# Short exercise
Copy the lines that follow, keeping every character the same.

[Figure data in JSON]
BEGIN

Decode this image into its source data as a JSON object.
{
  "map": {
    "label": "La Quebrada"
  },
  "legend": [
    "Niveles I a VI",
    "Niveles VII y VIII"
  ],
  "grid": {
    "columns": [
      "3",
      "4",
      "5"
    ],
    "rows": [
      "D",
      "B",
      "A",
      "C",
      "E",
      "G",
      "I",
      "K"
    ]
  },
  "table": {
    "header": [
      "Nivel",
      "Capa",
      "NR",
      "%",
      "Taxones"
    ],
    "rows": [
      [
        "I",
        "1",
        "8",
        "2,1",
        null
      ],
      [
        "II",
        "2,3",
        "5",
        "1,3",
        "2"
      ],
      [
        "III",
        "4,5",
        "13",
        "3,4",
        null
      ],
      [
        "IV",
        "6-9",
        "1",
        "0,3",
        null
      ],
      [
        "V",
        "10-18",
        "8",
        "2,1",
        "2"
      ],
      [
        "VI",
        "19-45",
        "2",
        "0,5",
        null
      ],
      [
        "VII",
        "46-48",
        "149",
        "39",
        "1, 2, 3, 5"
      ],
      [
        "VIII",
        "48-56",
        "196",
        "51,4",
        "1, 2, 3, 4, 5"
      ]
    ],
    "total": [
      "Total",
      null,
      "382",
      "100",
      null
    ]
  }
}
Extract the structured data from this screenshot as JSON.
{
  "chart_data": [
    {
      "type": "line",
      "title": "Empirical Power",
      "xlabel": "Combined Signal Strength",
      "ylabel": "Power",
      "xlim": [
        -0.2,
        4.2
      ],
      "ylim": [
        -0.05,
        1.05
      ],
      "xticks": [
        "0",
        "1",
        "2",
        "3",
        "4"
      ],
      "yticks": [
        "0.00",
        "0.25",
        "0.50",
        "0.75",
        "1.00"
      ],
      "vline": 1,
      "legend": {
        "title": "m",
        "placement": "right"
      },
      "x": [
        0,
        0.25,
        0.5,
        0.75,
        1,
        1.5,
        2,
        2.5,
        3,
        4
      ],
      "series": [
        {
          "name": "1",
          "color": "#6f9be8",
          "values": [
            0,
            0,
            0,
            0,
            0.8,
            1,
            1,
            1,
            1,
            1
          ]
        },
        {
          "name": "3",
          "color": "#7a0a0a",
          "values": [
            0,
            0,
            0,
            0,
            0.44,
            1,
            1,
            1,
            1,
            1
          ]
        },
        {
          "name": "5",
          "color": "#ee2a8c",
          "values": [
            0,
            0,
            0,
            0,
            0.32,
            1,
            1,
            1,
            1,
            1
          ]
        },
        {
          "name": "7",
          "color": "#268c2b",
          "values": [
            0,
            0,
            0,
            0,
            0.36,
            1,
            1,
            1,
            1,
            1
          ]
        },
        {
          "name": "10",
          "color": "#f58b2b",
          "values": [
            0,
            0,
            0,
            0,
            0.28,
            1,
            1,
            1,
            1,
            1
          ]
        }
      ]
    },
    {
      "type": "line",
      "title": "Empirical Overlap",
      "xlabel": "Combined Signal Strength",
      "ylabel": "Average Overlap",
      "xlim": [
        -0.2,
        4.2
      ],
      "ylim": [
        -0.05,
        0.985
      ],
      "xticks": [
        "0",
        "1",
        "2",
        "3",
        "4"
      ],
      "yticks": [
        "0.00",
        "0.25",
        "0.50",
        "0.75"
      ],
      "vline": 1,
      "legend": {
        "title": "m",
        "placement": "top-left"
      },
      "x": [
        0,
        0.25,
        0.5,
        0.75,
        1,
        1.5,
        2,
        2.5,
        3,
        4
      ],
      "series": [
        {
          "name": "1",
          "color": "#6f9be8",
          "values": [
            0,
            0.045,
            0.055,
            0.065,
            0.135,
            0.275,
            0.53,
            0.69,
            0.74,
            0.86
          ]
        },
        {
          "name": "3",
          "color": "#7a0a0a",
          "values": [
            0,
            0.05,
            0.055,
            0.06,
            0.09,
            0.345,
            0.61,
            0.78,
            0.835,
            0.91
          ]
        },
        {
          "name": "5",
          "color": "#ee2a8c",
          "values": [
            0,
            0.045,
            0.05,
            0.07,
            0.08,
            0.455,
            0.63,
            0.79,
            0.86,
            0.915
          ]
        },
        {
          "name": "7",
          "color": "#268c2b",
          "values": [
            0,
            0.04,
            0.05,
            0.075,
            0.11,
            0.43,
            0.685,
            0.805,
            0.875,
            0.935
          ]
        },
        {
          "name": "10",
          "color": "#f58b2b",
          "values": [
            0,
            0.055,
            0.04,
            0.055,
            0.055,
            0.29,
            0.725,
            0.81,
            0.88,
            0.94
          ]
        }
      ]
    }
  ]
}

END

# Task answer
Decode this image into its source data as a JSON object.
{
  "map": {
    "label": "La Quebrada"
  },
  "legend": [
    "Niveles I a VI",
    "Niveles VII y VIII"
  ],
  "grid": {
    "columns": [
      "3",
      "4",
      "5"
    ],
    "rows": [
      "D",
      "B",
      "A",
      "C",
      "E",
      "G",
      "I",
      "K"
    ]
  },
  "table": {
    "header": [
      "Nivel",
      "Capa",
      "NR",
      "%",
      "Taxones"
    ],
    "rows": [
      [
        "I",
        "1",
        "8",
        "2,1",
        null
      ],
      [
        "II",
        "2,3",
        "5",
        "1,3",
        "2"
      ],
      [
        "III",
        "4,5",
        "13",
        "3,4",
        null
      ],
      [
        "IV",
        "6-9",
        "1",
        "0,3",
        null
      ],
      [
        "V",
        "10-18",
        "8",
        "2,1",
        "2"
      ],
      [
        "VI",
        "19-45",
        "2",
        "0,5",
        null
      ],
      [
        "VII",
        "46-48",
        "149",
        "39",
        "1, 2, 3, 5"
      ],
      [
        "VIII",
        "48-56",
        "196",
        "51,4",
        "1, 2, 3, 4, 5"
      ]
    ],
    "total": [
      "Total",
      null,
      "382",
      "100",
      null
    ]
  }
}
Extract the structured data from this screenshot as JSON.
{
  "chart_data": [
    {
      "type": "line",
      "title": "Empirical Power",
      "xlabel": "Combined Signal Strength",
      "ylabel": "Power",
      "xlim": [
        -0.2,
        4.2
      ],
      "ylim": [
        -0.05,
        1.05
      ],
      "xticks": [
        "0",
        "1",
        "2",
        "3",
        "4"
      ],
      "yticks": [
        "0.00",
        "0.25",
        "0.50",
        "0.75",
        "1.00"
      ],
      "vline": 1,
      "legend": {
        "title": "m",
        "placement": "right"
      },
      "x": [
        0,
        0.25,
        0.5,
        0.75,
        1,
        1.5,
        2,
        2.5,
        3,
        4
      ],
      "series": [
        {
          "name": "1",
          "color": "#6f9be8",
          "values": [
            0,
            0,
            0,
            0,
            0.8,
            1,
            1,
            1,
            1,
            1
          ]
        },
        {
          "name": "3",
          "color": "#7a0a0a",
          "values": [
            0,
            0,
            0,
            0,
            0.44,
            1,
            1,
            1,
            1,
            1
          ]
        },
        {
          "name": "5",
          "color": "#ee2a8c",
          "values": [
            0,
            0,
            0,
            0,
            0.32,
            1,
            1,
            1,
            1,
            1
          ]
        },
        {
          "name": "7",
          "color": "#268c2b",
          "values": [
            0,
            0,
            0,
            0,
            0.36,
            1,
            1,
            1,
            1,
            1
          ]
        },
        {
          "name": "10",
          "color": "#f58b2b",
          "values": [
            0,
            0,
            0,
            0,
            0.28,
            1,
            1,
            1,
            1,
            1
          ]
        }
      ]
    },
    {
      "type": "line",
      "title": "Empirical Overlap",
      "xlabel": "Combined Signal Strength",
      "ylabel": "Average Overlap",
      "xlim": [
        -0.2,
        4.2
      ],
      "ylim": [
        -0.05,
        0.985
      ],
      "xticks": [
        "0",
        "1",
        "2",
        "3",
        "4"
      ],
      "yticks": [
        "0.00",
        "0.25",
        "0.50",
        "0.75"
      ],
      "vline": 1,
      "legend": {
        "title": "m",
        "placement": "top-left"
      },
      "x": [
        0,
        0.25,
        0.5,
        0.75,
        1,
        1.5,
        2,
        2.5,
        3,
        4
      ],
      "series": [
        {
          "name": "1",
          "color": "#6f9be8",
          "values": [
            0,
            0.045,
            0.055,
            0.065,
            0.135,
            0.275,
            0.53,
            0.69,
            0.74,
            0.86
          ]
        },
        {
          "name": "3",
          "color": "#7a0a0a",
          "values": [
            0,
            0.05,
            0.055,
            0.06,
            0.09,
            0.345,
            0.61,
            0.78,
            0.835,
            0.91
          ]
        },
        {
          "name": "5",
          "color": "#ee2a8c",
          "values": [
            0,
            0.045,
            0.05,
            0.07,
            0.08,
            0.455,
            0.63,
            0.79,
            0.86,
            0.915
          ]
        },
        {
          "name": "7",
          "color": "#268c2b",
          "values": [
            0,
            0.04,
            0.05,
            0.075,
            0.11,
            0.43,
            0.685,
            0.805,
            0.875,
            0.935
          ]
        },
        {
          "name": "10",
          "color": "#f58b2b",
          "values": [
            0,
            0.055,
            0.04,
            0.055,
            0.055,
            0.29,
            0.725,
            0.81,
            0.88,
            0.94
          ]
        }
      ]
    }
  ]
}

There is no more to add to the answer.